Can you transcribe every entry word for word, skipping the images?

— Extracted data —
_____
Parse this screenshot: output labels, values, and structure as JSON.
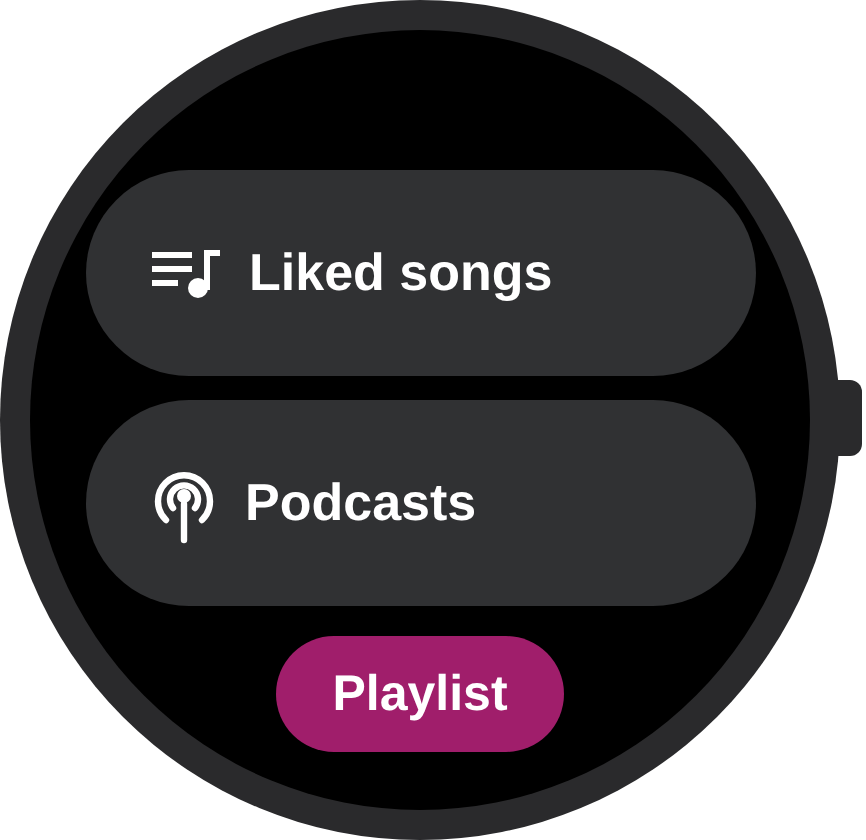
{
  "chips": [
    {
      "kind": "playlist",
      "label": "Liked songs"
    },
    {
      "kind": "podcast",
      "label": "Podcasts"
    },
    {
      "kind": "compact",
      "label": "Playlist"
    }
  ]
}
_____
— Answer for this exercise —
Parse this screenshot: output labels, values, and structure as JSON.
{
  "chips": [
    {
      "kind": "playlist",
      "label": "Liked songs"
    },
    {
      "kind": "podcast",
      "label": "Podcasts"
    },
    {
      "kind": "compact",
      "label": "Playlist"
    }
  ]
}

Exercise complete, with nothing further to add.